The exercise => Quote the records below in full, exactly as given, with the images taken out.

Provided data =>
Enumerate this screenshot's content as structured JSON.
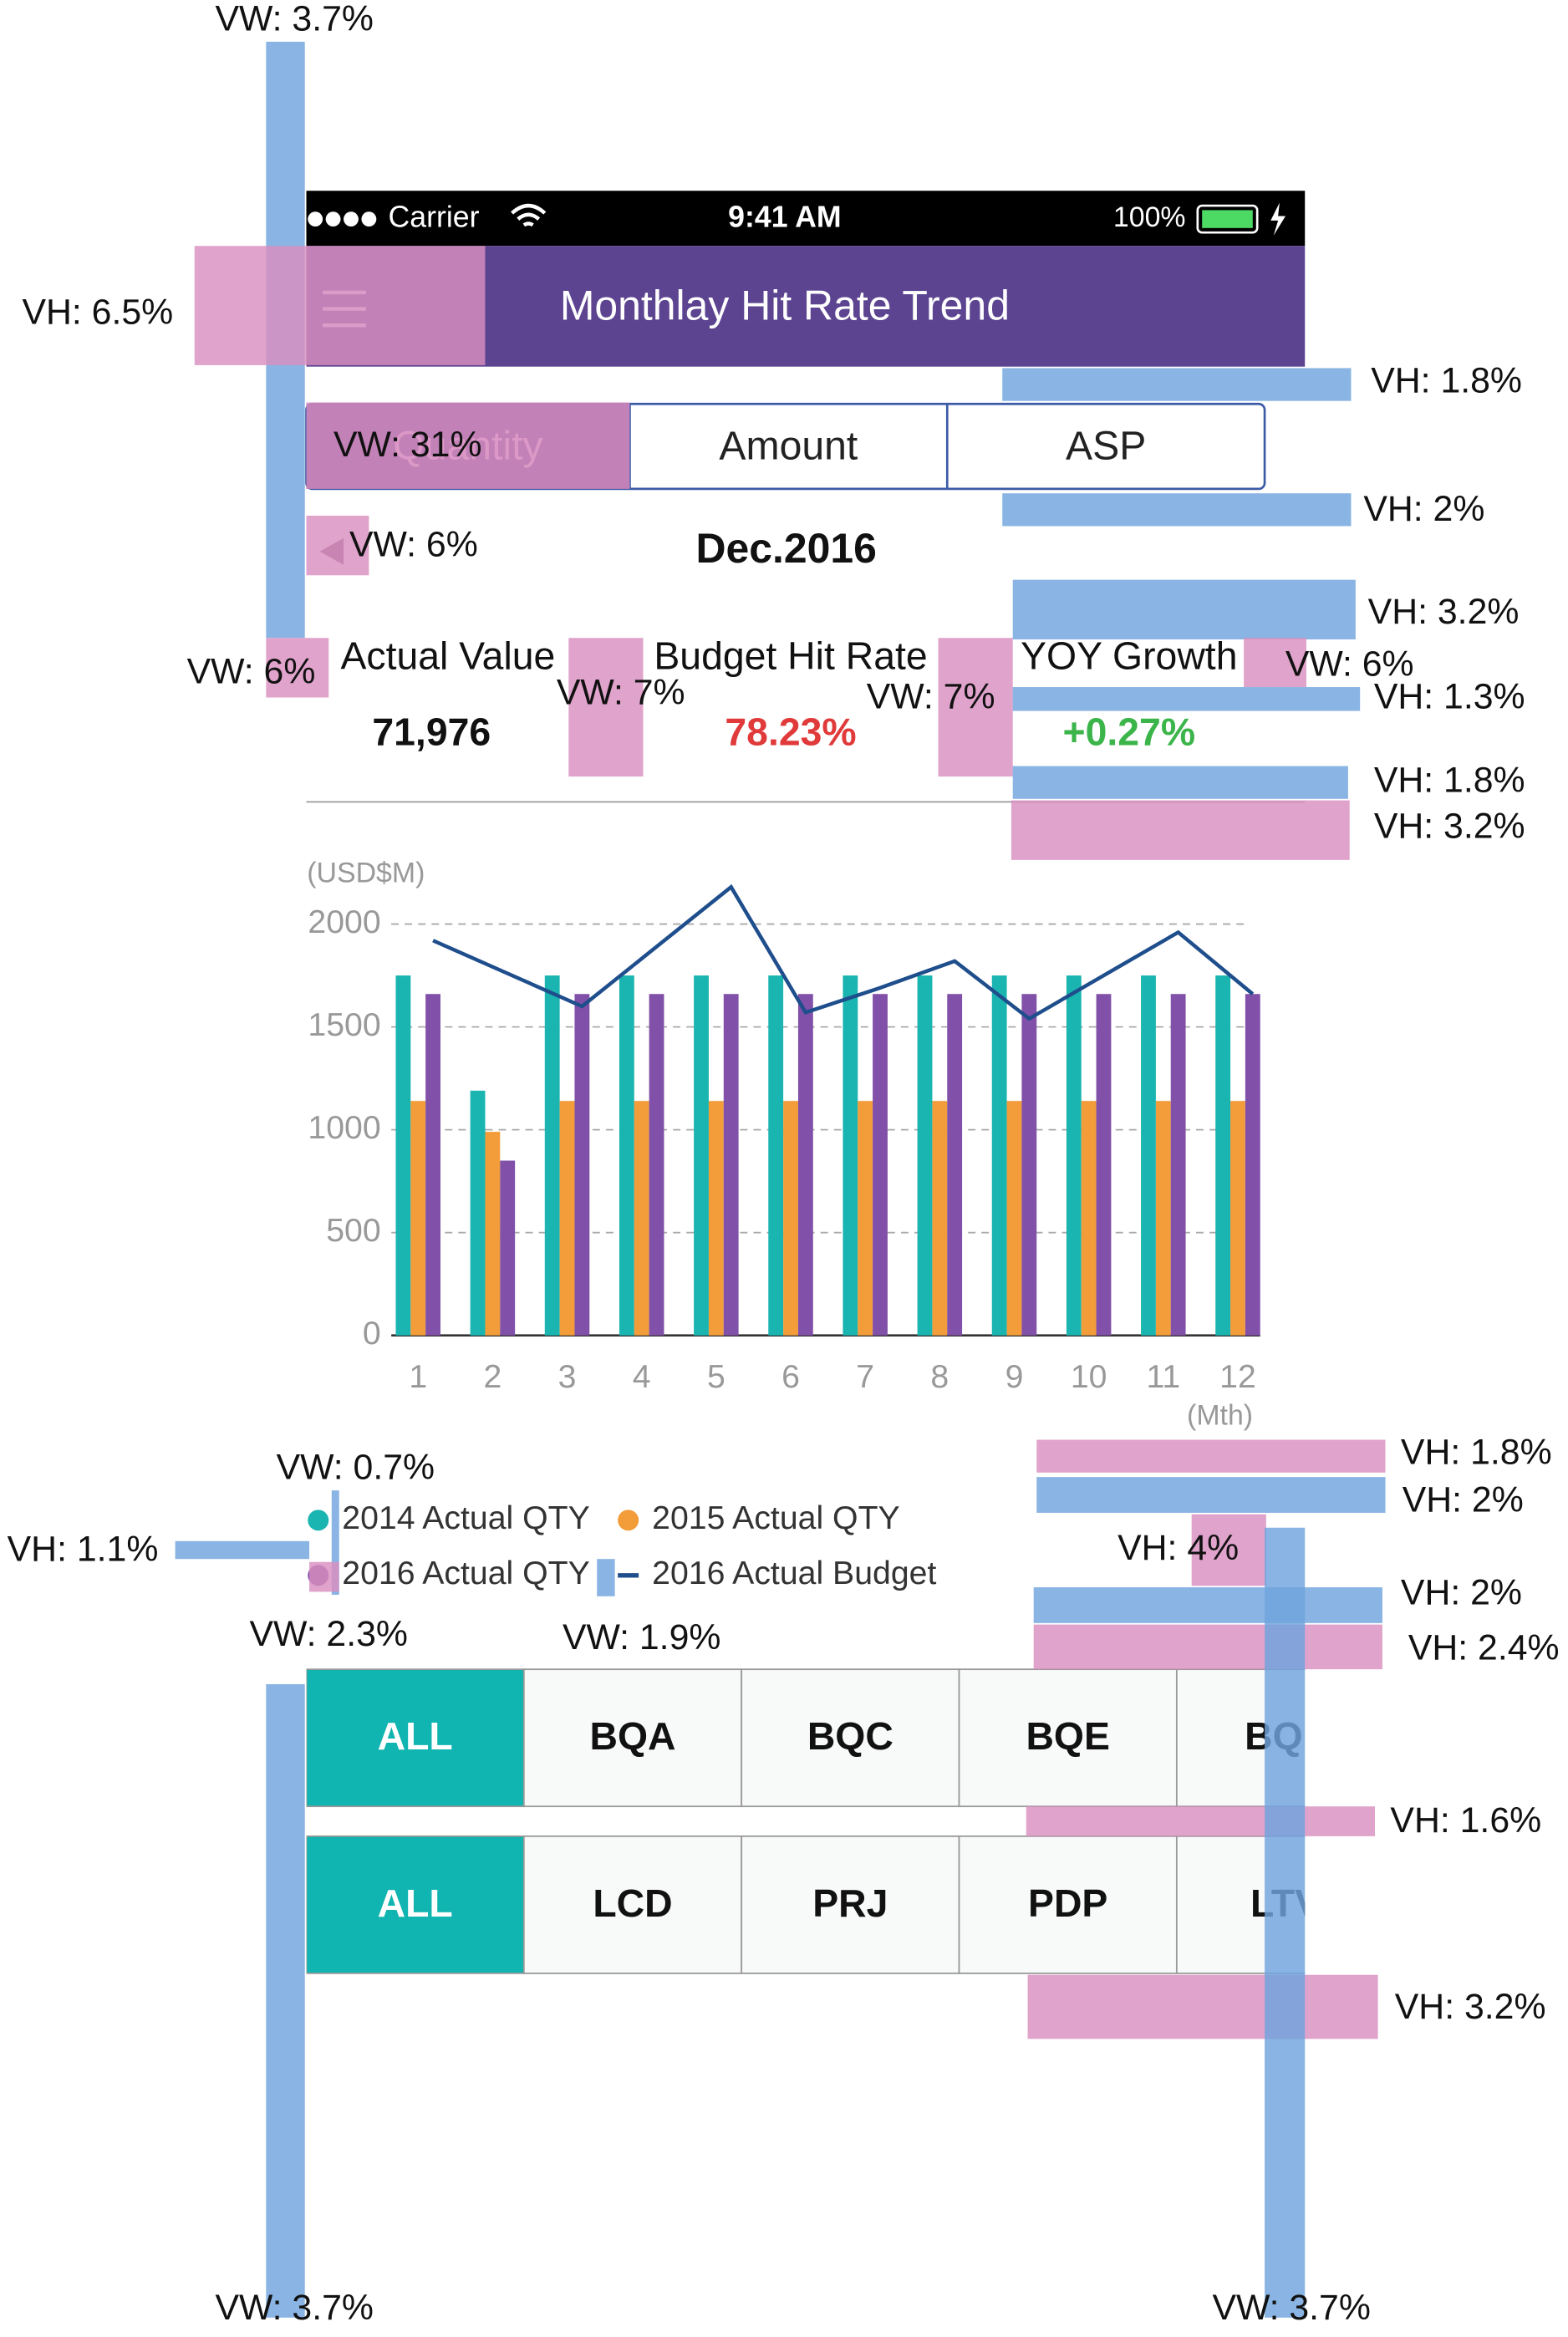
{
  "status_bar": {
    "carrier": "Carrier",
    "time": "9:41 AM",
    "battery": "100%"
  },
  "nav": {
    "title": "Monthlay Hit Rate Trend"
  },
  "tabs": [
    "Quantity",
    "Amount",
    "ASP"
  ],
  "date": "Dec.2016",
  "metrics": [
    {
      "label": "Actual Value",
      "value": "71,976"
    },
    {
      "label": "Budget Hit Rate",
      "value": "78.23%"
    },
    {
      "label": "YOY Growth",
      "value": "+0.27%"
    }
  ],
  "chart_data": {
    "type": "bar",
    "y_unit": "(USD$M)",
    "x_unit": "(Mth)",
    "categories": [
      "1",
      "2",
      "3",
      "4",
      "5",
      "6",
      "7",
      "8",
      "9",
      "10",
      "11",
      "12"
    ],
    "series": [
      {
        "name": "2014 Actual QTY",
        "color": "#1ab5b0",
        "values": [
          1750,
          1190,
          1750,
          1750,
          1750,
          1750,
          1750,
          1750,
          1750,
          1750,
          1750,
          1750
        ]
      },
      {
        "name": "2015 Actual QTY",
        "color": "#f39c3a",
        "values": [
          1140,
          990,
          1140,
          1140,
          1140,
          1140,
          1140,
          1140,
          1140,
          1140,
          1140,
          1140
        ]
      },
      {
        "name": "2016 Actual QTY",
        "color": "#8150a8",
        "values": [
          1660,
          850,
          1660,
          1660,
          1660,
          1660,
          1660,
          1660,
          1660,
          1660,
          1660,
          1660
        ]
      },
      {
        "name": "2016 Actual  Budget",
        "color": "#1f4e8c",
        "type": "line",
        "values": [
          1920,
          1760,
          1600,
          1890,
          2180,
          1570,
          1690,
          1820,
          1540,
          1750,
          1960,
          1660
        ]
      }
    ],
    "ylim": [
      0,
      2200
    ],
    "yticks": [
      0,
      500,
      1000,
      1500,
      2000
    ],
    "grid": true
  },
  "filters": [
    [
      "ALL",
      "BQA",
      "BQC",
      "BQE",
      "BQL"
    ],
    [
      "ALL",
      "LCD",
      "PRJ",
      "PDP",
      "LTV"
    ]
  ],
  "annotations": [
    "VW: 3.7%",
    "VH: 6.5%",
    "VH: 1.8%",
    "VW: 31%",
    "VH: 2%",
    "VW: 6%",
    "VH: 3.2%",
    "VW: 6%",
    "VW: 7%",
    "VW: 7%",
    "VW: 6%",
    "VH: 1.3%",
    "VH: 1.8%",
    "VH: 3.2%",
    "VH: 1.8%",
    "VH: 2%",
    "VW: 0.7%",
    "VH: 1.1%",
    "VH: 4%",
    "VH: 2%",
    "VH: 2.4%",
    "VW: 2.3%",
    "VW: 1.9%",
    "VH: 1.6%",
    "VH: 3.2%",
    "VW: 3.7%",
    "VW: 3.7%"
  ]
}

Task solution =>
Enumerate this screenshot's content as structured JSON.
{
  "status_bar": {
    "carrier": "Carrier",
    "time": "9:41 AM",
    "battery": "100%"
  },
  "nav": {
    "title": "Monthlay Hit Rate Trend"
  },
  "tabs": [
    "Quantity",
    "Amount",
    "ASP"
  ],
  "date": "Dec.2016",
  "metrics": [
    {
      "label": "Actual Value",
      "value": "71,976"
    },
    {
      "label": "Budget Hit Rate",
      "value": "78.23%"
    },
    {
      "label": "YOY Growth",
      "value": "+0.27%"
    }
  ],
  "chart_data": {
    "type": "bar",
    "y_unit": "(USD$M)",
    "x_unit": "(Mth)",
    "categories": [
      "1",
      "2",
      "3",
      "4",
      "5",
      "6",
      "7",
      "8",
      "9",
      "10",
      "11",
      "12"
    ],
    "series": [
      {
        "name": "2014 Actual QTY",
        "color": "#1ab5b0",
        "values": [
          1750,
          1190,
          1750,
          1750,
          1750,
          1750,
          1750,
          1750,
          1750,
          1750,
          1750,
          1750
        ]
      },
      {
        "name": "2015 Actual QTY",
        "color": "#f39c3a",
        "values": [
          1140,
          990,
          1140,
          1140,
          1140,
          1140,
          1140,
          1140,
          1140,
          1140,
          1140,
          1140
        ]
      },
      {
        "name": "2016 Actual QTY",
        "color": "#8150a8",
        "values": [
          1660,
          850,
          1660,
          1660,
          1660,
          1660,
          1660,
          1660,
          1660,
          1660,
          1660,
          1660
        ]
      },
      {
        "name": "2016 Actual  Budget",
        "color": "#1f4e8c",
        "type": "line",
        "values": [
          1920,
          1760,
          1600,
          1890,
          2180,
          1570,
          1690,
          1820,
          1540,
          1750,
          1960,
          1660
        ]
      }
    ],
    "ylim": [
      0,
      2200
    ],
    "yticks": [
      0,
      500,
      1000,
      1500,
      2000
    ],
    "grid": true
  },
  "filters": [
    [
      "ALL",
      "BQA",
      "BQC",
      "BQE",
      "BQL"
    ],
    [
      "ALL",
      "LCD",
      "PRJ",
      "PDP",
      "LTV"
    ]
  ],
  "annotations": [
    "VW: 3.7%",
    "VH: 6.5%",
    "VH: 1.8%",
    "VW: 31%",
    "VH: 2%",
    "VW: 6%",
    "VH: 3.2%",
    "VW: 6%",
    "VW: 7%",
    "VW: 7%",
    "VW: 6%",
    "VH: 1.3%",
    "VH: 1.8%",
    "VH: 3.2%",
    "VH: 1.8%",
    "VH: 2%",
    "VW: 0.7%",
    "VH: 1.1%",
    "VH: 4%",
    "VH: 2%",
    "VH: 2.4%",
    "VW: 2.3%",
    "VW: 1.9%",
    "VH: 1.6%",
    "VH: 3.2%",
    "VW: 3.7%",
    "VW: 3.7%"
  ]
}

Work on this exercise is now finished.